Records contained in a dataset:
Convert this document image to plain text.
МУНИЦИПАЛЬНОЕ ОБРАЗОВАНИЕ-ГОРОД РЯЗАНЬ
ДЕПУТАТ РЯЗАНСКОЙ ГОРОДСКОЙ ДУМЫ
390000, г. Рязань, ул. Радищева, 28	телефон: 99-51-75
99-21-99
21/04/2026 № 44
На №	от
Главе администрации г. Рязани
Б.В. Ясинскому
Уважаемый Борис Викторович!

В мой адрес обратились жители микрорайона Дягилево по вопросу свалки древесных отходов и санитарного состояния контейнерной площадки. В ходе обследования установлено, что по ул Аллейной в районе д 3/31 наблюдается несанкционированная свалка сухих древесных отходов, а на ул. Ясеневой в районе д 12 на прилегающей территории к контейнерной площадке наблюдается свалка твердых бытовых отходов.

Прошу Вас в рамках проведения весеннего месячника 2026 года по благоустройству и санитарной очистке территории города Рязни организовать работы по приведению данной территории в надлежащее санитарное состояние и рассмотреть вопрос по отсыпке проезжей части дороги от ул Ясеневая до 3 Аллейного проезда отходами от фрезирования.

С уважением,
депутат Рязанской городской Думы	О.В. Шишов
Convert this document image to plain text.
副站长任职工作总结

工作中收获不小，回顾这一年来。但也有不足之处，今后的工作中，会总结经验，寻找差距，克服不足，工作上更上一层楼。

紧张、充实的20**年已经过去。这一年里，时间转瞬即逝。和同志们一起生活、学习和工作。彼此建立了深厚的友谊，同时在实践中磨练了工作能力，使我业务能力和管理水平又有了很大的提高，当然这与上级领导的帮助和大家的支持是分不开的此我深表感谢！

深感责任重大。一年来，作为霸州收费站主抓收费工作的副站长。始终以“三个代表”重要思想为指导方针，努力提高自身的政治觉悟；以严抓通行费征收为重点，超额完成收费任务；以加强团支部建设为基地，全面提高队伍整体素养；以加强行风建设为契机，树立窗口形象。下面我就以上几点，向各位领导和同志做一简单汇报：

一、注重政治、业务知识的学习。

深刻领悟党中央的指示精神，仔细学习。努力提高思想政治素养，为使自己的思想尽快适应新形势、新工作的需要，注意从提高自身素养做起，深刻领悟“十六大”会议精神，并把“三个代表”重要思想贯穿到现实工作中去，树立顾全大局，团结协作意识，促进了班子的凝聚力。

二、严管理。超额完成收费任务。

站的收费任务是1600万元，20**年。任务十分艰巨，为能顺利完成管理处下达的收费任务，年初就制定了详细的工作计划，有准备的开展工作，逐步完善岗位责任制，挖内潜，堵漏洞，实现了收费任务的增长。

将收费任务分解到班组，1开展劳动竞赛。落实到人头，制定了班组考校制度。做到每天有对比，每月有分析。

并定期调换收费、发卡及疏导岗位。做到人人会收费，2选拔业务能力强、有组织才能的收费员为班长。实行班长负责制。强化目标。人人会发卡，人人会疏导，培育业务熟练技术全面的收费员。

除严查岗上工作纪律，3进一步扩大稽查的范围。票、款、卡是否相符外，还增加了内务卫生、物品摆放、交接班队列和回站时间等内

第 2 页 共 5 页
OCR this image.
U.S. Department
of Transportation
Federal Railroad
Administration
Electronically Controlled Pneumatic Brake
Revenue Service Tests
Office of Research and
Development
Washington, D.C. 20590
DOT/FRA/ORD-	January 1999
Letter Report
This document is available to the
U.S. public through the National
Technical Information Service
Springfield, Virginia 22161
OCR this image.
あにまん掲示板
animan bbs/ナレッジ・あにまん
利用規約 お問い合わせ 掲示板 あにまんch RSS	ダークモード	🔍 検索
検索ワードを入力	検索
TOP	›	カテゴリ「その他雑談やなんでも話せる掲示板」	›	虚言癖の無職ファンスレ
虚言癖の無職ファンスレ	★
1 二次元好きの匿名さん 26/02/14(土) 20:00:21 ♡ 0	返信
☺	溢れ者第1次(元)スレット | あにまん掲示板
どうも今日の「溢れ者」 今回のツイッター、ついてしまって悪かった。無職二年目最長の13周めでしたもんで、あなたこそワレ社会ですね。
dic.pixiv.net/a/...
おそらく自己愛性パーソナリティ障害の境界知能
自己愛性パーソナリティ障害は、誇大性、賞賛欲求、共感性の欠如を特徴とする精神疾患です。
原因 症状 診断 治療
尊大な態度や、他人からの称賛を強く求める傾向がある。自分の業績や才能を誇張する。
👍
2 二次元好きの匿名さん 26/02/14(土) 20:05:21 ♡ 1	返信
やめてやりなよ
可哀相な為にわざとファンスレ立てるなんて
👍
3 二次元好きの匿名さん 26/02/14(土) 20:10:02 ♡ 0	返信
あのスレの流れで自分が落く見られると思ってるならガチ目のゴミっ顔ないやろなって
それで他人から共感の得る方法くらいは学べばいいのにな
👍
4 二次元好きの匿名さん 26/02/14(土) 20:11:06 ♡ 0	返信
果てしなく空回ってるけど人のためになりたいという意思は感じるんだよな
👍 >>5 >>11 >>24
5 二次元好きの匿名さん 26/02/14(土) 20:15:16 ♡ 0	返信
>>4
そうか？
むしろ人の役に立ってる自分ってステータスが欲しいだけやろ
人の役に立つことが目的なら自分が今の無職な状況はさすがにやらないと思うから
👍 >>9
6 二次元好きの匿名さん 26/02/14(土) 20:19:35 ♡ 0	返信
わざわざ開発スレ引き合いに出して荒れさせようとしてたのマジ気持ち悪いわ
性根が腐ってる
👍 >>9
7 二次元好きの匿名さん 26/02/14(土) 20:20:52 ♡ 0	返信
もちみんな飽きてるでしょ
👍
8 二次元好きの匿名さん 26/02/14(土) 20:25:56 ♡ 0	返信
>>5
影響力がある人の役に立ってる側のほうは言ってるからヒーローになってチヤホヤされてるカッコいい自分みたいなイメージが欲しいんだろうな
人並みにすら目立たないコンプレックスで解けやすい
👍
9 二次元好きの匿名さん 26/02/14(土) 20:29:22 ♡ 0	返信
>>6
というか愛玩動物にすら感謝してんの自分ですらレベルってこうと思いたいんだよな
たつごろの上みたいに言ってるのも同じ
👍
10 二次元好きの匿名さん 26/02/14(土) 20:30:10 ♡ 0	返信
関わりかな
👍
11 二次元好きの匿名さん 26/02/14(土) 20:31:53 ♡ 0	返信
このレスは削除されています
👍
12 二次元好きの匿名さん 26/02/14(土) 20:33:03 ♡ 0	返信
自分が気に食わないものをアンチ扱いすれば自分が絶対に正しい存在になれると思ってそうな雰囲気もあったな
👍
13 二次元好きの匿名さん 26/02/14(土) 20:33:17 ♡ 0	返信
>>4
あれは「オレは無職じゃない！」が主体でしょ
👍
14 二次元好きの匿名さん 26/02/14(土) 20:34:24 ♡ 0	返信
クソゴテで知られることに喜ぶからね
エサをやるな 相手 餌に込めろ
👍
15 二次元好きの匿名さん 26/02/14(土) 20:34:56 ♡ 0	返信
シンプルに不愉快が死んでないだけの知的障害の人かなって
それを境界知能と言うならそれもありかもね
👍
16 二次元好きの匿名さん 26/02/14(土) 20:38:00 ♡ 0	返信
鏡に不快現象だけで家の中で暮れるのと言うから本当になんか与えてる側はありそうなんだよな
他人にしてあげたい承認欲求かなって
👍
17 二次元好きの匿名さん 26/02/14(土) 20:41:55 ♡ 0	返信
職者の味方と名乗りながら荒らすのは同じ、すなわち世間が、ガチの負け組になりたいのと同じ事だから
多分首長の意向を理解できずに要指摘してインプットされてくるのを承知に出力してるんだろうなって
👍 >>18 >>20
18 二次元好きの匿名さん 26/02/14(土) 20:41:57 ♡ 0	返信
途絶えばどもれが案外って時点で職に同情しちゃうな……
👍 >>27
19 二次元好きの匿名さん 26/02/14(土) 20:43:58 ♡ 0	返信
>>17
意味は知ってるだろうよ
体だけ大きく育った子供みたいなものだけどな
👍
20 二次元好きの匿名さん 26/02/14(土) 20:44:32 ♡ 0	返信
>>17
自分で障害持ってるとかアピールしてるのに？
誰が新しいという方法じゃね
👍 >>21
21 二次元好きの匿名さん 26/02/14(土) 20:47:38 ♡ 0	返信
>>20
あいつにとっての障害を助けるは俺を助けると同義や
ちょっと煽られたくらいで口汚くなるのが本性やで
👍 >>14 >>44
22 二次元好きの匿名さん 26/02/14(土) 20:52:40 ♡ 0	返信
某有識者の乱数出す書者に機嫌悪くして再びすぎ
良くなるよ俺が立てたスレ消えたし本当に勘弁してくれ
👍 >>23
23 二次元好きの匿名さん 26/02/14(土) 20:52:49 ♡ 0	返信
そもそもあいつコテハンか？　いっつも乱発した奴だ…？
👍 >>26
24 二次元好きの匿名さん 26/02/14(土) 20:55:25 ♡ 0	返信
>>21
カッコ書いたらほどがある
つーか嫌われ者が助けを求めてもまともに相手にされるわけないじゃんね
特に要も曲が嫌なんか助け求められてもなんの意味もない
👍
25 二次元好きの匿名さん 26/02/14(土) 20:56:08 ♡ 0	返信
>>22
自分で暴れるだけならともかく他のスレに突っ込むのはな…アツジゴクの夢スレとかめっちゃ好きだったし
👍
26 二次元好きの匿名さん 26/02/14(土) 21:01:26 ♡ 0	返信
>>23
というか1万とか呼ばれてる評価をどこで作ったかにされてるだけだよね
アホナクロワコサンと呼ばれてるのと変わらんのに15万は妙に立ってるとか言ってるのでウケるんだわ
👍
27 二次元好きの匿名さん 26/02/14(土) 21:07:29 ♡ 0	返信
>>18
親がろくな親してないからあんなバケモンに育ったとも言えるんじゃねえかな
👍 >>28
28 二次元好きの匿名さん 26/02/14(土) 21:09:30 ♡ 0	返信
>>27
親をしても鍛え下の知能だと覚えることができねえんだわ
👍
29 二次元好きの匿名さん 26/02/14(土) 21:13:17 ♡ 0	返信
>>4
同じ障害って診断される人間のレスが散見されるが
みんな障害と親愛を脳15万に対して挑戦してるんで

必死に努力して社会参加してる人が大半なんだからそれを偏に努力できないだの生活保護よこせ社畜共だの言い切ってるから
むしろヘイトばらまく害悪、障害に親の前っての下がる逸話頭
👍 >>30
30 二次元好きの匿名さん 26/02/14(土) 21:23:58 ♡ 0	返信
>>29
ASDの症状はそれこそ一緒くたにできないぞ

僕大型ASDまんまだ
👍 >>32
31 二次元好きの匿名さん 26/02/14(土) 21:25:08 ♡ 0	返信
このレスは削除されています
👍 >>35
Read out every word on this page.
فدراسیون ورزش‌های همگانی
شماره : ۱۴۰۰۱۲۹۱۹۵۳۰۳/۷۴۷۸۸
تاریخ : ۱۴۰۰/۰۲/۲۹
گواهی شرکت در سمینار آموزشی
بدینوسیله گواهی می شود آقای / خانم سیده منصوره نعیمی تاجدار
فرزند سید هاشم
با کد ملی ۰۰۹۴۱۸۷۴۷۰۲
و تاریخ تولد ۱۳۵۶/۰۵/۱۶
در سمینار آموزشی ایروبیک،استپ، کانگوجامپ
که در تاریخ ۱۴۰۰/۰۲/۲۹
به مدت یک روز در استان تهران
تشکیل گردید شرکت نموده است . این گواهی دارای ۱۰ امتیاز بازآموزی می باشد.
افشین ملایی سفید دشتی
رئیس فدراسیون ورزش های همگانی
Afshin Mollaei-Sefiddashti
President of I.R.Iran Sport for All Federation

== Requirement ==
Every line from the one containing "Read out every word on this page." through the end of the entries above must be echoed exactly, with both ends kept.

== Output of the task ==
Read out every word on this page.
فدراسیون ورزش‌های همگانی
شماره : ۱۴۰۰۱۲۹۱۹۵۳۰۳/۷۴۷۸۸
تاریخ : ۱۴۰۰/۰۲/۲۹
گواهی شرکت در سمینار آموزشی
بدینوسیله گواهی می شود آقای / خانم سیده منصوره نعیمی تاجدار
فرزند سید هاشم
با کد ملی ۰۰۹۴۱۸۷۴۷۰۲
و تاریخ تولد ۱۳۵۶/۰۵/۱۶
در سمینار آموزشی ایروبیک،استپ، کانگوجامپ
که در تاریخ ۱۴۰۰/۰۲/۲۹
به مدت یک روز در استان تهران
تشکیل گردید شرکت نموده است . این گواهی دارای ۱۰ امتیاز بازآموزی می باشد.
افشین ملایی سفید دشتی
رئیس فدراسیون ورزش های همگانی
Afshin Mollaei-Sefiddashti
President of I.R.Iran Sport for All Federation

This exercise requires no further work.